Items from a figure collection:
[Start of Attachment]
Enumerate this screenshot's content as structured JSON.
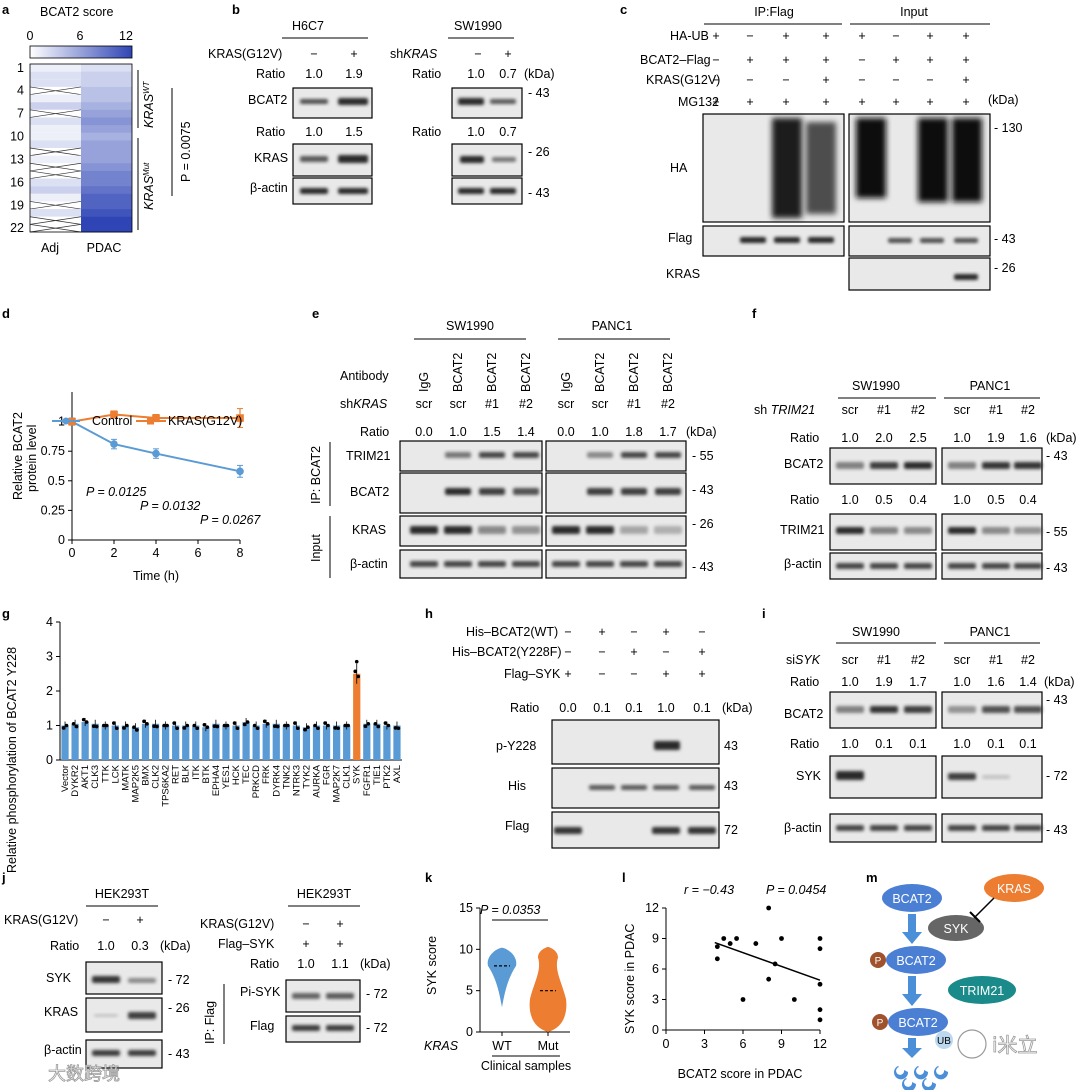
{
  "figure": {
    "panel_labels": [
      "a",
      "b",
      "c",
      "d",
      "e",
      "f",
      "g",
      "h",
      "i",
      "j",
      "k",
      "l",
      "m"
    ],
    "watermark_left": "大数跨境",
    "watermark_right": "i米立"
  },
  "a": {
    "title": "BCAT2 score",
    "scale_ticks": [
      "0",
      "6",
      "12"
    ],
    "row_ticks": [
      "1",
      "4",
      "7",
      "10",
      "13",
      "16",
      "19",
      "22"
    ],
    "columns": [
      "Adj",
      "PDAC"
    ],
    "group_wt": "KRAS",
    "group_wt_sup": "WT",
    "group_mut": "KRAS",
    "group_mut_sup": "Mut",
    "pvalue": "P = 0.0075"
  },
  "b": {
    "cell_left": "H6C7",
    "cell_right": "SW1990",
    "cond_left": "KRAS(G12V)",
    "cond_right_prefix": "sh",
    "cond_right_gene": "KRAS",
    "lane_signs_left": [
      "−",
      "+"
    ],
    "lane_signs_right": [
      "−",
      "+"
    ],
    "ratio_label": "Ratio",
    "kda": "(kDa)",
    "ratio1_left": [
      "1.0",
      "1.9"
    ],
    "ratio1_right": [
      "1.0",
      "0.7"
    ],
    "ratio2_left": [
      "1.0",
      "1.5"
    ],
    "ratio2_right": [
      "1.0",
      "0.7"
    ],
    "rows": [
      "BCAT2",
      "KRAS",
      "β-actin"
    ],
    "mw": [
      "43",
      "26",
      "43"
    ]
  },
  "c": {
    "hdr_ip": "IP:Flag",
    "hdr_input": "Input",
    "rows": [
      "HA-UB",
      "BCAT2–Flag",
      "KRAS(G12V)",
      "MG132"
    ],
    "signs": [
      [
        "+",
        "−",
        "+",
        "+",
        "+",
        "−",
        "+",
        "+"
      ],
      [
        "−",
        "+",
        "+",
        "+",
        "−",
        "+",
        "+",
        "+"
      ],
      [
        "−",
        "−",
        "−",
        "+",
        "−",
        "−",
        "−",
        "+"
      ],
      [
        "+",
        "+",
        "+",
        "+",
        "+",
        "+",
        "+",
        "+"
      ]
    ],
    "kda": "(kDa)",
    "blots": [
      "HA",
      "Flag",
      "KRAS"
    ],
    "mw": [
      "130",
      "43",
      "26"
    ]
  },
  "d": {
    "ylabel1": "Relative BCAT2",
    "ylabel2": "protein level",
    "xlabel": "Time (h)",
    "legend": [
      "Control",
      "KRAS(G12V)"
    ],
    "pvals": [
      "P = 0.0125",
      "P = 0.0132",
      "P = 0.0267"
    ]
  },
  "e": {
    "cells": [
      "SW1990",
      "PANC1"
    ],
    "antibody_label": "Antibody",
    "antibodies": [
      "IgG",
      "BCAT2",
      "BCAT2",
      "BCAT2",
      "IgG",
      "BCAT2",
      "BCAT2",
      "BCAT2"
    ],
    "sh_prefix": "sh",
    "sh_gene": "KRAS",
    "sh": [
      "scr",
      "scr",
      "#1",
      "#2",
      "scr",
      "scr",
      "#1",
      "#2"
    ],
    "ratio_label": "Ratio",
    "ratios": [
      "0.0",
      "1.0",
      "1.5",
      "1.4",
      "0.0",
      "1.0",
      "1.8",
      "1.7"
    ],
    "kda": "(kDa)",
    "rows": [
      "TRIM21",
      "BCAT2",
      "KRAS",
      "β-actin"
    ],
    "mw": [
      "55",
      "43",
      "26",
      "43"
    ],
    "side_ip": "IP: BCAT2",
    "side_input": "Input"
  },
  "f": {
    "cells": [
      "SW1990",
      "PANC1"
    ],
    "sh_prefix": "sh ",
    "sh_gene": "TRIM21",
    "sh": [
      "scr",
      "#1",
      "#2",
      "scr",
      "#1",
      "#2"
    ],
    "ratio_label": "Ratio",
    "kda": "(kDa)",
    "ratio1": [
      "1.0",
      "2.0",
      "2.5",
      "1.0",
      "1.9",
      "1.6"
    ],
    "ratio2": [
      "1.0",
      "0.5",
      "0.4",
      "1.0",
      "0.5",
      "0.4"
    ],
    "rows": [
      "BCAT2",
      "TRIM21",
      "β-actin"
    ],
    "mw": [
      "43",
      "55",
      "43"
    ]
  },
  "h": {
    "rows": [
      "His–BCAT2(WT)",
      "His–BCAT2(Y228F)",
      "Flag–SYK"
    ],
    "signs": [
      [
        "−",
        "+",
        "−",
        "+",
        "−"
      ],
      [
        "−",
        "−",
        "+",
        "−",
        "+"
      ],
      [
        "+",
        "−",
        "−",
        "+",
        "+"
      ]
    ],
    "ratio_label": "Ratio",
    "ratios": [
      "0.0",
      "0.1",
      "0.1",
      "1.0",
      "0.1"
    ],
    "kda": "(kDa)",
    "blots": [
      "p-Y228",
      "His",
      "Flag"
    ],
    "mw": [
      "43",
      "43",
      "72"
    ]
  },
  "i": {
    "cells": [
      "SW1990",
      "PANC1"
    ],
    "si_prefix": "si",
    "si_gene": "SYK",
    "si": [
      "scr",
      "#1",
      "#2",
      "scr",
      "#1",
      "#2"
    ],
    "ratio_label": "Ratio",
    "kda": "(kDa)",
    "ratio1": [
      "1.0",
      "1.9",
      "1.7",
      "1.0",
      "1.6",
      "1.4"
    ],
    "ratio2": [
      "1.0",
      "0.1",
      "0.1",
      "1.0",
      "0.1",
      "0.1"
    ],
    "rows": [
      "BCAT2",
      "SYK",
      "β-actin"
    ],
    "mw": [
      "43",
      "72",
      "43"
    ]
  },
  "j": {
    "cell_left": "HEK293T",
    "cell_right": "HEK293T",
    "cond": "KRAS(G12V)",
    "cond2": "Flag–SYK",
    "signs_left": [
      "−",
      "+"
    ],
    "signs_right": [
      "−",
      "+"
    ],
    "signs_right2": [
      "+",
      "+"
    ],
    "ratio_label": "Ratio",
    "kda": "(kDa)",
    "ratio_left": [
      "1.0",
      "0.3"
    ],
    "ratio_right": [
      "1.0",
      "1.1"
    ],
    "rows_left": [
      "SYK",
      "KRAS",
      "β-actin"
    ],
    "mw_left": [
      "72",
      "26",
      "43"
    ],
    "rows_right": [
      "Pi-SYK",
      "Flag"
    ],
    "mw_right": [
      "72",
      "72"
    ],
    "side_ip": "IP: Flag"
  },
  "k": {
    "pvalue": "P = 0.0353",
    "xlabel": "Clinical samples",
    "gene": "KRAS"
  },
  "l": {
    "r": "r = −0.43",
    "pvalue": "P = 0.0454",
    "ylabel": "SYK score in PDAC",
    "xlabel": "BCAT2 score in PDAC"
  },
  "m": {
    "nodes": [
      "BCAT2",
      "KRAS",
      "SYK",
      "BCAT2",
      "TRIM21",
      "BCAT2"
    ],
    "p_badge": "P",
    "ub_badge": "UB"
  },
  "chart_data": [
    {
      "id": "a",
      "type": "heatmap",
      "title": "BCAT2 score",
      "columns": [
        "Adj",
        "PDAC"
      ],
      "range": [
        0,
        12
      ],
      "adj_values": [
        1,
        2,
        2,
        null,
        1,
        3,
        null,
        2,
        1,
        1,
        2,
        null,
        1,
        null,
        null,
        2,
        3,
        1,
        null,
        2,
        null,
        null
      ],
      "pdac_values": [
        2,
        3,
        3,
        4,
        4,
        5,
        6,
        7,
        6,
        5,
        6,
        6,
        6,
        7,
        8,
        8,
        9,
        10,
        10,
        11,
        12,
        12
      ]
    },
    {
      "id": "d",
      "type": "line",
      "xlabel": "Time (h)",
      "ylabel": "Relative BCAT2 protein level",
      "x": [
        0,
        2,
        4,
        8
      ],
      "xlim": [
        0,
        8
      ],
      "ylim": [
        0,
        1.25
      ],
      "xticks": [
        0,
        2,
        4,
        6,
        8
      ],
      "yticks": [
        0,
        0.25,
        0.5,
        0.75,
        1
      ],
      "series": [
        {
          "name": "Control",
          "color": "#5b9bd5",
          "values": [
            1.0,
            0.81,
            0.73,
            0.58
          ],
          "err": [
            0.03,
            0.04,
            0.04,
            0.05
          ]
        },
        {
          "name": "KRAS(G12V)",
          "color": "#ed7d31",
          "values": [
            1.0,
            1.06,
            1.03,
            1.03
          ],
          "err": [
            0.02,
            0.03,
            0.03,
            0.08
          ]
        }
      ]
    },
    {
      "id": "g",
      "type": "bar",
      "ylabel": "Relative phosphorylation of BCAT2 Y228",
      "ylim": [
        0,
        4
      ],
      "yticks": [
        0,
        1,
        2,
        3,
        4
      ],
      "categories": [
        "Vector",
        "DYKR2",
        "AKT1",
        "CLK3",
        "TTK",
        "LCK",
        "MATK",
        "MAP2K5",
        "BMX",
        "CLK2",
        "TPS6KA2",
        "RET",
        "BLK",
        "ITK",
        "BTK",
        "EPHA4",
        "YES1",
        "HCK",
        "TEC",
        "PRKCD",
        "FRK",
        "DYRK4",
        "TNK2",
        "NTRK3",
        "TYK2",
        "AURKA",
        "FGR",
        "MAP2K7",
        "CLK1",
        "SYK",
        "FGFR1",
        "TIE1",
        "PTK2",
        "AXL"
      ],
      "values": [
        1.0,
        1.05,
        1.1,
        1.05,
        1.0,
        1.0,
        1.0,
        0.95,
        1.05,
        1.05,
        1.0,
        1.0,
        1.0,
        1.0,
        0.95,
        1.05,
        1.0,
        1.0,
        1.1,
        1.0,
        1.05,
        1.05,
        1.0,
        1.0,
        0.95,
        1.0,
        1.0,
        1.0,
        1.0,
        2.5,
        1.05,
        1.05,
        1.0,
        1.0
      ],
      "highlight": "SYK",
      "colors": {
        "bar": "#5b9bd5",
        "highlight": "#ed7d31"
      }
    },
    {
      "id": "k",
      "type": "violin",
      "ylabel": "SYK score",
      "ylim": [
        0,
        15
      ],
      "yticks": [
        0,
        5,
        10,
        15
      ],
      "categories": [
        "WT",
        "Mut"
      ],
      "medians": [
        8,
        5
      ],
      "ranges": [
        [
          3,
          10
        ],
        [
          0,
          10
        ]
      ],
      "colors": [
        "#5b9bd5",
        "#ed7d31"
      ]
    },
    {
      "id": "l",
      "type": "scatter",
      "xlabel": "BCAT2 score in PDAC",
      "ylabel": "SYK score in PDAC",
      "xlim": [
        0,
        12
      ],
      "ylim": [
        0,
        12
      ],
      "xticks": [
        0,
        3,
        6,
        9,
        12
      ],
      "yticks": [
        0,
        3,
        6,
        9,
        12
      ],
      "points": [
        [
          4,
          8.2
        ],
        [
          4,
          7
        ],
        [
          4.5,
          9
        ],
        [
          5,
          8.5
        ],
        [
          5.5,
          9
        ],
        [
          6,
          3
        ],
        [
          7,
          8.5
        ],
        [
          8,
          12
        ],
        [
          8,
          5
        ],
        [
          8.5,
          6.5
        ],
        [
          9,
          9
        ],
        [
          10,
          3
        ],
        [
          12,
          9
        ],
        [
          12,
          8
        ],
        [
          12,
          4.5
        ],
        [
          12,
          2
        ],
        [
          12,
          1
        ]
      ],
      "fit": [
        [
          3.8,
          8.6
        ],
        [
          12,
          4.9
        ]
      ]
    }
  ]
}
[End of Attachment]
Find every line of the data that includes the string "Relative". Copy each of those lines.

Written solution:
    "ylabel1": "Relative BCAT2",
      "ylabel": "Relative BCAT2 protein level",
      "ylabel": "Relative phosphorylation of BCAT2 Y228",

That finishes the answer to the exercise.